## TASK INSTRUCTIONS
Every entry needs to be reproduced exactly.

···

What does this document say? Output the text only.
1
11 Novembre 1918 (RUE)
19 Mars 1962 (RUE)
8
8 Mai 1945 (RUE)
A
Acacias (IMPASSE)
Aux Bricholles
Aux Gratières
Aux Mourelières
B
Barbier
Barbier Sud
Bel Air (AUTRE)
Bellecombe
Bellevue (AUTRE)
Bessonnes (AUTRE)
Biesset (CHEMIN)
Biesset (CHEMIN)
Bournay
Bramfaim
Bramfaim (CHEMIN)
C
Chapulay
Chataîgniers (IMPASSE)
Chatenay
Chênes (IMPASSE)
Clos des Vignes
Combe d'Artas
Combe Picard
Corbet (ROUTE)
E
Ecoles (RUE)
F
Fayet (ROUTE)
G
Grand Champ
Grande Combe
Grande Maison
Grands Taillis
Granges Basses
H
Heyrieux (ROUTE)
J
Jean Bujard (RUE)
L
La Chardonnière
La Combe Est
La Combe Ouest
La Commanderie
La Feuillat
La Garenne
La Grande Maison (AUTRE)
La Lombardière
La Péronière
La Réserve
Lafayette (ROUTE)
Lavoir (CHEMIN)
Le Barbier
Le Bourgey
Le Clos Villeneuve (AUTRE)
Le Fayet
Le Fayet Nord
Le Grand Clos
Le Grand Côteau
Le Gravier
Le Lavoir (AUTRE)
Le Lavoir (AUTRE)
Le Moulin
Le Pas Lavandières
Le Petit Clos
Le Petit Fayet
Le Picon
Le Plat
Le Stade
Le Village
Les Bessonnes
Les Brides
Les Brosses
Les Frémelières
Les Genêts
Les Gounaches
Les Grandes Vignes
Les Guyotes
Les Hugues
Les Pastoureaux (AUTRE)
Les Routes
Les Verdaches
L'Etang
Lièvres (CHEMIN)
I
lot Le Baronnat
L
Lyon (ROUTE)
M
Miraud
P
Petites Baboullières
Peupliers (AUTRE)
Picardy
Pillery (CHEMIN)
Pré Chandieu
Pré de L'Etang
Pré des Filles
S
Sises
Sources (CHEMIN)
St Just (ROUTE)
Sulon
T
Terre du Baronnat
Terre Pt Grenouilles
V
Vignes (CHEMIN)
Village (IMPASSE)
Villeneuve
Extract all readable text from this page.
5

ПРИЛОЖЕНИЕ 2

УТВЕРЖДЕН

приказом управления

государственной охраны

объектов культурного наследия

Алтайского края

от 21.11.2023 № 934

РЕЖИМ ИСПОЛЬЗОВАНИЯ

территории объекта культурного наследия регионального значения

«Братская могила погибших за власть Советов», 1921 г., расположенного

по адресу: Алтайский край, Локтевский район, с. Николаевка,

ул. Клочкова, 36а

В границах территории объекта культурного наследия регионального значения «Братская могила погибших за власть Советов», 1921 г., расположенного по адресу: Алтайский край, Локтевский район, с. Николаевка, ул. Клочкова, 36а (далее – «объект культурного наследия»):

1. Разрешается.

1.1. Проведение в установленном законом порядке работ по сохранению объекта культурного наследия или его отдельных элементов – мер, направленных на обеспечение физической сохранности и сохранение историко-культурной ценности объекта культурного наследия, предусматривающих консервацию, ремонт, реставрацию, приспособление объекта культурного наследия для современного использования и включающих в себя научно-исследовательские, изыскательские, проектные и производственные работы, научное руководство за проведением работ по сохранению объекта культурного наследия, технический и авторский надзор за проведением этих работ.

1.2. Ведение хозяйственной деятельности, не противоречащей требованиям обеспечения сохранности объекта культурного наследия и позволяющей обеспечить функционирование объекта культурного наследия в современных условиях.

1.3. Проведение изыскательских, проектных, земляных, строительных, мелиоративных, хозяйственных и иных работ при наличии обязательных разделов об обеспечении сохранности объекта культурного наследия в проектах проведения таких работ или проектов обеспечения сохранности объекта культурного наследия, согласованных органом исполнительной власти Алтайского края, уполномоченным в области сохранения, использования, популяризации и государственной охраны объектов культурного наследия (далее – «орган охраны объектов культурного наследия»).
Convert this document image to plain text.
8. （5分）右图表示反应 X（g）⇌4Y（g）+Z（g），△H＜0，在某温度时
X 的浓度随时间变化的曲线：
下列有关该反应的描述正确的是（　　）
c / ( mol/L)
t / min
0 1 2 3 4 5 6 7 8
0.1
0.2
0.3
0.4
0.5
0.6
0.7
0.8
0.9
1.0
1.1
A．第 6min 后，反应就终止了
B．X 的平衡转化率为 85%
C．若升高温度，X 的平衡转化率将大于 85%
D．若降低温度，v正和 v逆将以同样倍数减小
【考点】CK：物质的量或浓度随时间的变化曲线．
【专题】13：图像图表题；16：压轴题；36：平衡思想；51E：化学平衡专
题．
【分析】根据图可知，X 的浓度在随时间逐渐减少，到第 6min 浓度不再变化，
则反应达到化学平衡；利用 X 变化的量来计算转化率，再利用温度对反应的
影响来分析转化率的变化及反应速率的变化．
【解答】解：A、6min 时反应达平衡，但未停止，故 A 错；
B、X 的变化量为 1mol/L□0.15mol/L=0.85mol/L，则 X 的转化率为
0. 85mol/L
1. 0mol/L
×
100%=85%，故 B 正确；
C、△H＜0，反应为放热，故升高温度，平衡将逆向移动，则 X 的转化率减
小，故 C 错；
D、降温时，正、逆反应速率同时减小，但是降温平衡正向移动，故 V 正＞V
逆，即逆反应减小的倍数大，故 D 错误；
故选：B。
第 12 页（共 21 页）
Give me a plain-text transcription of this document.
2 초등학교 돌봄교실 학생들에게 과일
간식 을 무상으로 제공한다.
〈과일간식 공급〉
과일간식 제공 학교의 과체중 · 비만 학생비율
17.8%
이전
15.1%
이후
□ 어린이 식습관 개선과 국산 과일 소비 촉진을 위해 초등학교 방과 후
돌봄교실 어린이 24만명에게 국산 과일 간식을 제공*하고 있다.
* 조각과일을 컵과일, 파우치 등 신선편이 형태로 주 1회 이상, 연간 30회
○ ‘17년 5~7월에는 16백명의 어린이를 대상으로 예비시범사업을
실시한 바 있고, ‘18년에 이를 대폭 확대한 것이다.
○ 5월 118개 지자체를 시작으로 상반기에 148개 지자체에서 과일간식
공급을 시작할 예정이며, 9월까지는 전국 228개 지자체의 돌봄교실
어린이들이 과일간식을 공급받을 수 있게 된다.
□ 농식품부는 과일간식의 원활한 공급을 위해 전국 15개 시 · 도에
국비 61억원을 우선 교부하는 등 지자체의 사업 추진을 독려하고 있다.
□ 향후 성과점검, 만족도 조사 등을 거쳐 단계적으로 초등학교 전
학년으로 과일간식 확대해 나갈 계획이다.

···

## WRITTEN RESPONSE
What does this document say? Output the text only.
1
11 Novembre 1918 (RUE)
19 Mars 1962 (RUE)
8
8 Mai 1945 (RUE)
A
Acacias (IMPASSE)
Aux Bricholles
Aux Gratières
Aux Mourelières
B
Barbier
Barbier Sud
Bel Air (AUTRE)
Bellecombe
Bellevue (AUTRE)
Bessonnes (AUTRE)
Biesset (CHEMIN)
Biesset (CHEMIN)
Bournay
Bramfaim
Bramfaim (CHEMIN)
C
Chapulay
Chataîgniers (IMPASSE)
Chatenay
Chênes (IMPASSE)
Clos des Vignes
Combe d'Artas
Combe Picard
Corbet (ROUTE)
E
Ecoles (RUE)
F
Fayet (ROUTE)
G
Grand Champ
Grande Combe
Grande Maison
Grands Taillis
Granges Basses
H
Heyrieux (ROUTE)
J
Jean Bujard (RUE)
L
La Chardonnière
La Combe Est
La Combe Ouest
La Commanderie
La Feuillat
La Garenne
La Grande Maison (AUTRE)
La Lombardière
La Péronière
La Réserve
Lafayette (ROUTE)
Lavoir (CHEMIN)
Le Barbier
Le Bourgey
Le Clos Villeneuve (AUTRE)
Le Fayet
Le Fayet Nord
Le Grand Clos
Le Grand Côteau
Le Gravier
Le Lavoir (AUTRE)
Le Lavoir (AUTRE)
Le Moulin
Le Pas Lavandières
Le Petit Clos
Le Petit Fayet
Le Picon
Le Plat
Le Stade
Le Village
Les Bessonnes
Les Brides
Les Brosses
Les Frémelières
Les Genêts
Les Gounaches
Les Grandes Vignes
Les Guyotes
Les Hugues
Les Pastoureaux (AUTRE)
Les Routes
Les Verdaches
L'Etang
Lièvres (CHEMIN)
I
lot Le Baronnat
L
Lyon (ROUTE)
M
Miraud
P
Petites Baboullières
Peupliers (AUTRE)
Picardy
Pillery (CHEMIN)
Pré Chandieu
Pré de L'Etang
Pré des Filles
S
Sises
Sources (CHEMIN)
St Just (ROUTE)
Sulon
T
Terre du Baronnat
Terre Pt Grenouilles
V
Vignes (CHEMIN)
Village (IMPASSE)
Villeneuve
Extract all readable text from this page.
5

ПРИЛОЖЕНИЕ 2

УТВЕРЖДЕН

приказом управления

государственной охраны

объектов культурного наследия

Алтайского края

от 21.11.2023 № 934

РЕЖИМ ИСПОЛЬЗОВАНИЯ

территории объекта культурного наследия регионального значения

«Братская могила погибших за власть Советов», 1921 г., расположенного

по адресу: Алтайский край, Локтевский район, с. Николаевка,

ул. Клочкова, 36а

В границах территории объекта культурного наследия регионального значения «Братская могила погибших за власть Советов», 1921 г., расположенного по адресу: Алтайский край, Локтевский район, с. Николаевка, ул. Клочкова, 36а (далее – «объект культурного наследия»):

1. Разрешается.

1.1. Проведение в установленном законом порядке работ по сохранению объекта культурного наследия или его отдельных элементов – мер, направленных на обеспечение физической сохранности и сохранение историко-культурной ценности объекта культурного наследия, предусматривающих консервацию, ремонт, реставрацию, приспособление объекта культурного наследия для современного использования и включающих в себя научно-исследовательские, изыскательские, проектные и производственные работы, научное руководство за проведением работ по сохранению объекта культурного наследия, технический и авторский надзор за проведением этих работ.

1.2. Ведение хозяйственной деятельности, не противоречащей требованиям обеспечения сохранности объекта культурного наследия и позволяющей обеспечить функционирование объекта культурного наследия в современных условиях.

1.3. Проведение изыскательских, проектных, земляных, строительных, мелиоративных, хозяйственных и иных работ при наличии обязательных разделов об обеспечении сохранности объекта культурного наследия в проектах проведения таких работ или проектов обеспечения сохранности объекта культурного наследия, согласованных органом исполнительной власти Алтайского края, уполномоченным в области сохранения, использования, популяризации и государственной охраны объектов культурного наследия (далее – «орган охраны объектов культурного наследия»).
Convert this document image to plain text.
8. （5分）右图表示反应 X（g）⇌4Y（g）+Z（g），△H＜0，在某温度时
X 的浓度随时间变化的曲线：
下列有关该反应的描述正确的是（　　）
c / ( mol/L)
t / min
0 1 2 3 4 5 6 7 8
0.1
0.2
0.3
0.4
0.5
0.6
0.7
0.8
0.9
1.0
1.1
A．第 6min 后，反应就终止了
B．X 的平衡转化率为 85%
C．若升高温度，X 的平衡转化率将大于 85%
D．若降低温度，v正和 v逆将以同样倍数减小
【考点】CK：物质的量或浓度随时间的变化曲线．
【专题】13：图像图表题；16：压轴题；36：平衡思想；51E：化学平衡专
题．
【分析】根据图可知，X 的浓度在随时间逐渐减少，到第 6min 浓度不再变化，
则反应达到化学平衡；利用 X 变化的量来计算转化率，再利用温度对反应的
影响来分析转化率的变化及反应速率的变化．
【解答】解：A、6min 时反应达平衡，但未停止，故 A 错；
B、X 的变化量为 1mol/L□0.15mol/L=0.85mol/L，则 X 的转化率为
0. 85mol/L
1. 0mol/L
×
100%=85%，故 B 正确；
C、△H＜0，反应为放热，故升高温度，平衡将逆向移动，则 X 的转化率减
小，故 C 错；
D、降温时，正、逆反应速率同时减小，但是降温平衡正向移动，故 V 正＞V
逆，即逆反应减小的倍数大，故 D 错误；
故选：B。
第 12 页（共 21 页）
Give me a plain-text transcription of this document.
2 초등학교 돌봄교실 학생들에게 과일
간식 을 무상으로 제공한다.
〈과일간식 공급〉
과일간식 제공 학교의 과체중 · 비만 학생비율
17.8%
이전
15.1%
이후
□ 어린이 식습관 개선과 국산 과일 소비 촉진을 위해 초등학교 방과 후
돌봄교실 어린이 24만명에게 국산 과일 간식을 제공*하고 있다.
* 조각과일을 컵과일, 파우치 등 신선편이 형태로 주 1회 이상, 연간 30회
○ ‘17년 5~7월에는 16백명의 어린이를 대상으로 예비시범사업을
실시한 바 있고, ‘18년에 이를 대폭 확대한 것이다.
○ 5월 118개 지자체를 시작으로 상반기에 148개 지자체에서 과일간식
공급을 시작할 예정이며, 9월까지는 전국 228개 지자체의 돌봄교실
어린이들이 과일간식을 공급받을 수 있게 된다.
□ 농식품부는 과일간식의 원활한 공급을 위해 전국 15개 시 · 도에
국비 61억원을 우선 교부하는 등 지자체의 사업 추진을 독려하고 있다.
□ 향후 성과점검, 만족도 조사 등을 거쳐 단계적으로 초등학교 전
학년으로 과일간식 확대해 나갈 계획이다.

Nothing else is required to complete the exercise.